Directions for this task
Would you return all of this data exactly, leaving nothing out?

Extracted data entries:
________________________
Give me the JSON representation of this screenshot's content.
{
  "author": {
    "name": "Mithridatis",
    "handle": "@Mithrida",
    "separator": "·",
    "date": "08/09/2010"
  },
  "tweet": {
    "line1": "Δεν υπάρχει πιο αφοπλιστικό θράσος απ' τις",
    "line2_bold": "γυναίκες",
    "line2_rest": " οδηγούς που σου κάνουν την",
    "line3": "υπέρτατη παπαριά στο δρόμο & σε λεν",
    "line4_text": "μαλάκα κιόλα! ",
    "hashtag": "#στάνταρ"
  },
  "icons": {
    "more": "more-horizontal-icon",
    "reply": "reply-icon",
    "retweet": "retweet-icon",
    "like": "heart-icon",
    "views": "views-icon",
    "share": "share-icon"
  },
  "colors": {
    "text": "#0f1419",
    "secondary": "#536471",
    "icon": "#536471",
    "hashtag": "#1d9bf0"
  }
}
________________________
Full output
Give me the JSON representation of this screenshot's content.
{
  "author": {
    "name": "Mithridatis",
    "handle": "@Mithrida",
    "separator": "·",
    "date": "08/09/2010"
  },
  "tweet": {
    "line1": "Δεν υπάρχει πιο αφοπλιστικό θράσος απ' τις",
    "line2_bold": "γυναίκες",
    "line2_rest": " οδηγούς που σου κάνουν την",
    "line3": "υπέρτατη παπαριά στο δρόμο & σε λεν",
    "line4_text": "μαλάκα κιόλα! ",
    "hashtag": "#στάνταρ"
  },
  "icons": {
    "more": "more-horizontal-icon",
    "reply": "reply-icon",
    "retweet": "retweet-icon",
    "like": "heart-icon",
    "views": "views-icon",
    "share": "share-icon"
  },
  "colors": {
    "text": "#0f1419",
    "secondary": "#536471",
    "icon": "#536471",
    "hashtag": "#1d9bf0"
  }
}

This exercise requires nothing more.